[Figure collection entries]
=====
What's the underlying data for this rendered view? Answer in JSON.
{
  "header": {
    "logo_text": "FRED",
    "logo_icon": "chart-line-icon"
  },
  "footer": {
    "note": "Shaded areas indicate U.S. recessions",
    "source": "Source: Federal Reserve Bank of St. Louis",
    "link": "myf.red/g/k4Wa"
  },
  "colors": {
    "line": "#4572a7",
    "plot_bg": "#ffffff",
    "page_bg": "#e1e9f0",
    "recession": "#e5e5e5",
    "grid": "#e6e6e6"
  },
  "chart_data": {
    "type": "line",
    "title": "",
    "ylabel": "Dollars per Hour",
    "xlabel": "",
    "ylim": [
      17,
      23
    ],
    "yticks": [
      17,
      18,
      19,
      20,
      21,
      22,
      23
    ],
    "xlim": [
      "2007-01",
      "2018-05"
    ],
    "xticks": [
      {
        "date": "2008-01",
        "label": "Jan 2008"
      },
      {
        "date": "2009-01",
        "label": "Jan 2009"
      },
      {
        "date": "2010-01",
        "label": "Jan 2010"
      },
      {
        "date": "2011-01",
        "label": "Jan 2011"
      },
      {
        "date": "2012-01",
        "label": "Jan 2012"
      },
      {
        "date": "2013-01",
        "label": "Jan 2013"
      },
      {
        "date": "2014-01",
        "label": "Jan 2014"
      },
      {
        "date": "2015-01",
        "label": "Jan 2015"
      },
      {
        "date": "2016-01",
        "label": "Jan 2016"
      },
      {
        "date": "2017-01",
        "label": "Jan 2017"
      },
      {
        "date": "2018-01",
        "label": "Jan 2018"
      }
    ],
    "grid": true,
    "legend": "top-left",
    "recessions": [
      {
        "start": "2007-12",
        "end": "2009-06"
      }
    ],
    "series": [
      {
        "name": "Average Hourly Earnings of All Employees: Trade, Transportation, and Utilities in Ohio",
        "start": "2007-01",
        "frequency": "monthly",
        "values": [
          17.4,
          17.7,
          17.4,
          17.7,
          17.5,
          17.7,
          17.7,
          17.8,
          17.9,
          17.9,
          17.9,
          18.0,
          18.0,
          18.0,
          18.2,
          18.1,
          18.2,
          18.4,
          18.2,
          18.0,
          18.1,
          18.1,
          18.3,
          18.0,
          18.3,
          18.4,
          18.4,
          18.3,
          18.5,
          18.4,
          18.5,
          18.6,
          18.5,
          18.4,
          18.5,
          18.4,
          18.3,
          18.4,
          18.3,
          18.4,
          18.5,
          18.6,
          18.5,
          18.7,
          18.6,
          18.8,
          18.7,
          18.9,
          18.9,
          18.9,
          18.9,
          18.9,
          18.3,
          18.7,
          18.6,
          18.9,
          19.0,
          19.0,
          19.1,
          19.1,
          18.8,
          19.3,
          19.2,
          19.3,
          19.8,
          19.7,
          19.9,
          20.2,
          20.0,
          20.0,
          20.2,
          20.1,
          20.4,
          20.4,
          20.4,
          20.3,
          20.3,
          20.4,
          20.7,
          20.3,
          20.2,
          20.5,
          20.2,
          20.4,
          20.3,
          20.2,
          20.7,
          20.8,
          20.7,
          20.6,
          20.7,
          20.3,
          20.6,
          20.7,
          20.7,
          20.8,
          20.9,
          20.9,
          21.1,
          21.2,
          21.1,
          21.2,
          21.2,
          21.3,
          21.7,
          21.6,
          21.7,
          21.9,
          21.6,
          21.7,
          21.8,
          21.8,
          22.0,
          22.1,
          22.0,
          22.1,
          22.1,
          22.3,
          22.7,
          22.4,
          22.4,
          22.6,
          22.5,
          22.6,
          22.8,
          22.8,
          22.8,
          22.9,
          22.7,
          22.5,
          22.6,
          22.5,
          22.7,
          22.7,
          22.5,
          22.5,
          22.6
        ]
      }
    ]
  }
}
=====
§ **Stated problem**: Every record should be repeated exactly; please leave none out.

§ **Completed task**:
What's the underlying data for this rendered view? Answer in JSON.
{
  "header": {
    "logo_text": "FRED",
    "logo_icon": "chart-line-icon"
  },
  "footer": {
    "note": "Shaded areas indicate U.S. recessions",
    "source": "Source: Federal Reserve Bank of St. Louis",
    "link": "myf.red/g/k4Wa"
  },
  "colors": {
    "line": "#4572a7",
    "plot_bg": "#ffffff",
    "page_bg": "#e1e9f0",
    "recession": "#e5e5e5",
    "grid": "#e6e6e6"
  },
  "chart_data": {
    "type": "line",
    "title": "",
    "ylabel": "Dollars per Hour",
    "xlabel": "",
    "ylim": [
      17,
      23
    ],
    "yticks": [
      17,
      18,
      19,
      20,
      21,
      22,
      23
    ],
    "xlim": [
      "2007-01",
      "2018-05"
    ],
    "xticks": [
      {
        "date": "2008-01",
        "label": "Jan 2008"
      },
      {
        "date": "2009-01",
        "label": "Jan 2009"
      },
      {
        "date": "2010-01",
        "label": "Jan 2010"
      },
      {
        "date": "2011-01",
        "label": "Jan 2011"
      },
      {
        "date": "2012-01",
        "label": "Jan 2012"
      },
      {
        "date": "2013-01",
        "label": "Jan 2013"
      },
      {
        "date": "2014-01",
        "label": "Jan 2014"
      },
      {
        "date": "2015-01",
        "label": "Jan 2015"
      },
      {
        "date": "2016-01",
        "label": "Jan 2016"
      },
      {
        "date": "2017-01",
        "label": "Jan 2017"
      },
      {
        "date": "2018-01",
        "label": "Jan 2018"
      }
    ],
    "grid": true,
    "legend": "top-left",
    "recessions": [
      {
        "start": "2007-12",
        "end": "2009-06"
      }
    ],
    "series": [
      {
        "name": "Average Hourly Earnings of All Employees: Trade, Transportation, and Utilities in Ohio",
        "start": "2007-01",
        "frequency": "monthly",
        "values": [
          17.4,
          17.7,
          17.4,
          17.7,
          17.5,
          17.7,
          17.7,
          17.8,
          17.9,
          17.9,
          17.9,
          18.0,
          18.0,
          18.0,
          18.2,
          18.1,
          18.2,
          18.4,
          18.2,
          18.0,
          18.1,
          18.1,
          18.3,
          18.0,
          18.3,
          18.4,
          18.4,
          18.3,
          18.5,
          18.4,
          18.5,
          18.6,
          18.5,
          18.4,
          18.5,
          18.4,
          18.3,
          18.4,
          18.3,
          18.4,
          18.5,
          18.6,
          18.5,
          18.7,
          18.6,
          18.8,
          18.7,
          18.9,
          18.9,
          18.9,
          18.9,
          18.9,
          18.3,
          18.7,
          18.6,
          18.9,
          19.0,
          19.0,
          19.1,
          19.1,
          18.8,
          19.3,
          19.2,
          19.3,
          19.8,
          19.7,
          19.9,
          20.2,
          20.0,
          20.0,
          20.2,
          20.1,
          20.4,
          20.4,
          20.4,
          20.3,
          20.3,
          20.4,
          20.7,
          20.3,
          20.2,
          20.5,
          20.2,
          20.4,
          20.3,
          20.2,
          20.7,
          20.8,
          20.7,
          20.6,
          20.7,
          20.3,
          20.6,
          20.7,
          20.7,
          20.8,
          20.9,
          20.9,
          21.1,
          21.2,
          21.1,
          21.2,
          21.2,
          21.3,
          21.7,
          21.6,
          21.7,
          21.9,
          21.6,
          21.7,
          21.8,
          21.8,
          22.0,
          22.1,
          22.0,
          22.1,
          22.1,
          22.3,
          22.7,
          22.4,
          22.4,
          22.6,
          22.5,
          22.6,
          22.8,
          22.8,
          22.8,
          22.9,
          22.7,
          22.5,
          22.6,
          22.5,
          22.7,
          22.7,
          22.5,
          22.5,
          22.6
        ]
      }
    ]
  }
}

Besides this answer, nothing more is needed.